::: Record extracts :::

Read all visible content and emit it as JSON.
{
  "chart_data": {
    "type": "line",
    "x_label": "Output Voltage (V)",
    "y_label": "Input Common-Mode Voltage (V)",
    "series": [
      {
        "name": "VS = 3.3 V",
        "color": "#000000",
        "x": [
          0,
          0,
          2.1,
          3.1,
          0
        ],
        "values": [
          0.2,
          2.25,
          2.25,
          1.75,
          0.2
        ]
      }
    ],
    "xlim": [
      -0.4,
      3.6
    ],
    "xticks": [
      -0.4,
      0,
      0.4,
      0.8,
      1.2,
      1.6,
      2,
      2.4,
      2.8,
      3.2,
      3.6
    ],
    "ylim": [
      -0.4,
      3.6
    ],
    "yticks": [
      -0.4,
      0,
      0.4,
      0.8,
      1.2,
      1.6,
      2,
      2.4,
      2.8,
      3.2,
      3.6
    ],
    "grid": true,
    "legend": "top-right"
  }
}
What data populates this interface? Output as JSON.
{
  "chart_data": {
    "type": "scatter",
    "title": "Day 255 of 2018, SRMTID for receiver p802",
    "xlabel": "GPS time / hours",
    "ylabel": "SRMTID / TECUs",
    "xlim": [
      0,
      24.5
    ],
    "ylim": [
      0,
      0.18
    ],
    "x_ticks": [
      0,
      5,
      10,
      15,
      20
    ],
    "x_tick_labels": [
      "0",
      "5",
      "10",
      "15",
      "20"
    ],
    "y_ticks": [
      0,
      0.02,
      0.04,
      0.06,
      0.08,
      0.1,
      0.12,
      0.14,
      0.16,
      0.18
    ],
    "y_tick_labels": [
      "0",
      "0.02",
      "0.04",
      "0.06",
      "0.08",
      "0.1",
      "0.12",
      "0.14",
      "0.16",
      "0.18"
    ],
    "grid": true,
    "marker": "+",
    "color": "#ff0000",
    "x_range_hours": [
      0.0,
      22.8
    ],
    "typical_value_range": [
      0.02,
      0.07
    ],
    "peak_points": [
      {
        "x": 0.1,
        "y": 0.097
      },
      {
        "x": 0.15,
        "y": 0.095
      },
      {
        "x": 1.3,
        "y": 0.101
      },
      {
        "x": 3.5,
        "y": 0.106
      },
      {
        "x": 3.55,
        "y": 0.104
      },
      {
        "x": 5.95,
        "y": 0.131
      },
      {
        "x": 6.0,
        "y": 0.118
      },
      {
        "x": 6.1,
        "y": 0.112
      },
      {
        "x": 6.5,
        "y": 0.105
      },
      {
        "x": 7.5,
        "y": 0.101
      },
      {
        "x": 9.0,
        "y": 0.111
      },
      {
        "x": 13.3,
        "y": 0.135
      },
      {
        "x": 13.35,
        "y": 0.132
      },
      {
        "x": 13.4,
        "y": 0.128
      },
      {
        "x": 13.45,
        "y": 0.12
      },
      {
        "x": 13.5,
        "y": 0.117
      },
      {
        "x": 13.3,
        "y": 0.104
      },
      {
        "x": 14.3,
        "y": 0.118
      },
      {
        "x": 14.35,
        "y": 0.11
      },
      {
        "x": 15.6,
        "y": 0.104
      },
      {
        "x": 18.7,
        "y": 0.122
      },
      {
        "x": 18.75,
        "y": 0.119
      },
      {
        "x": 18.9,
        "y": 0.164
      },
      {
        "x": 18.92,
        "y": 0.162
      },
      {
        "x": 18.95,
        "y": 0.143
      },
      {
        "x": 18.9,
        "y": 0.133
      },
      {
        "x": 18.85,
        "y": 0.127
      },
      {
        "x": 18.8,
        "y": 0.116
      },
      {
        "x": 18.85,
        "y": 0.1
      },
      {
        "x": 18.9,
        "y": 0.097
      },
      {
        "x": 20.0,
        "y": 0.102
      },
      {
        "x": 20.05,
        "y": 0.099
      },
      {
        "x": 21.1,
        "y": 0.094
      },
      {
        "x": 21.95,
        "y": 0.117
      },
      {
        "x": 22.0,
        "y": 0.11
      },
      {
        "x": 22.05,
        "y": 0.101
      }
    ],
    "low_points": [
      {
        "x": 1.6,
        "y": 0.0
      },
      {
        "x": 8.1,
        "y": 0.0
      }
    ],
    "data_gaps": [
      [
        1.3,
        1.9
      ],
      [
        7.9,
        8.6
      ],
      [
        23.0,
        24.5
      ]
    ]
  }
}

:::

* **Work required**
Print every line of the records exactly. Omit nothing.

* **Completed task**
Read all visible content and emit it as JSON.
{
  "chart_data": {
    "type": "line",
    "x_label": "Output Voltage (V)",
    "y_label": "Input Common-Mode Voltage (V)",
    "series": [
      {
        "name": "VS = 3.3 V",
        "color": "#000000",
        "x": [
          0,
          0,
          2.1,
          3.1,
          0
        ],
        "values": [
          0.2,
          2.25,
          2.25,
          1.75,
          0.2
        ]
      }
    ],
    "xlim": [
      -0.4,
      3.6
    ],
    "xticks": [
      -0.4,
      0,
      0.4,
      0.8,
      1.2,
      1.6,
      2,
      2.4,
      2.8,
      3.2,
      3.6
    ],
    "ylim": [
      -0.4,
      3.6
    ],
    "yticks": [
      -0.4,
      0,
      0.4,
      0.8,
      1.2,
      1.6,
      2,
      2.4,
      2.8,
      3.2,
      3.6
    ],
    "grid": true,
    "legend": "top-right"
  }
}
What data populates this interface? Output as JSON.
{
  "chart_data": {
    "type": "scatter",
    "title": "Day 255 of 2018, SRMTID for receiver p802",
    "xlabel": "GPS time / hours",
    "ylabel": "SRMTID / TECUs",
    "xlim": [
      0,
      24.5
    ],
    "ylim": [
      0,
      0.18
    ],
    "x_ticks": [
      0,
      5,
      10,
      15,
      20
    ],
    "x_tick_labels": [
      "0",
      "5",
      "10",
      "15",
      "20"
    ],
    "y_ticks": [
      0,
      0.02,
      0.04,
      0.06,
      0.08,
      0.1,
      0.12,
      0.14,
      0.16,
      0.18
    ],
    "y_tick_labels": [
      "0",
      "0.02",
      "0.04",
      "0.06",
      "0.08",
      "0.1",
      "0.12",
      "0.14",
      "0.16",
      "0.18"
    ],
    "grid": true,
    "marker": "+",
    "color": "#ff0000",
    "x_range_hours": [
      0.0,
      22.8
    ],
    "typical_value_range": [
      0.02,
      0.07
    ],
    "peak_points": [
      {
        "x": 0.1,
        "y": 0.097
      },
      {
        "x": 0.15,
        "y": 0.095
      },
      {
        "x": 1.3,
        "y": 0.101
      },
      {
        "x": 3.5,
        "y": 0.106
      },
      {
        "x": 3.55,
        "y": 0.104
      },
      {
        "x": 5.95,
        "y": 0.131
      },
      {
        "x": 6.0,
        "y": 0.118
      },
      {
        "x": 6.1,
        "y": 0.112
      },
      {
        "x": 6.5,
        "y": 0.105
      },
      {
        "x": 7.5,
        "y": 0.101
      },
      {
        "x": 9.0,
        "y": 0.111
      },
      {
        "x": 13.3,
        "y": 0.135
      },
      {
        "x": 13.35,
        "y": 0.132
      },
      {
        "x": 13.4,
        "y": 0.128
      },
      {
        "x": 13.45,
        "y": 0.12
      },
      {
        "x": 13.5,
        "y": 0.117
      },
      {
        "x": 13.3,
        "y": 0.104
      },
      {
        "x": 14.3,
        "y": 0.118
      },
      {
        "x": 14.35,
        "y": 0.11
      },
      {
        "x": 15.6,
        "y": 0.104
      },
      {
        "x": 18.7,
        "y": 0.122
      },
      {
        "x": 18.75,
        "y": 0.119
      },
      {
        "x": 18.9,
        "y": 0.164
      },
      {
        "x": 18.92,
        "y": 0.162
      },
      {
        "x": 18.95,
        "y": 0.143
      },
      {
        "x": 18.9,
        "y": 0.133
      },
      {
        "x": 18.85,
        "y": 0.127
      },
      {
        "x": 18.8,
        "y": 0.116
      },
      {
        "x": 18.85,
        "y": 0.1
      },
      {
        "x": 18.9,
        "y": 0.097
      },
      {
        "x": 20.0,
        "y": 0.102
      },
      {
        "x": 20.05,
        "y": 0.099
      },
      {
        "x": 21.1,
        "y": 0.094
      },
      {
        "x": 21.95,
        "y": 0.117
      },
      {
        "x": 22.0,
        "y": 0.11
      },
      {
        "x": 22.05,
        "y": 0.101
      }
    ],
    "low_points": [
      {
        "x": 1.6,
        "y": 0.0
      },
      {
        "x": 8.1,
        "y": 0.0
      }
    ],
    "data_gaps": [
      [
        1.3,
        1.9
      ],
      [
        7.9,
        8.6
      ],
      [
        23.0,
        24.5
      ]
    ]
  }
}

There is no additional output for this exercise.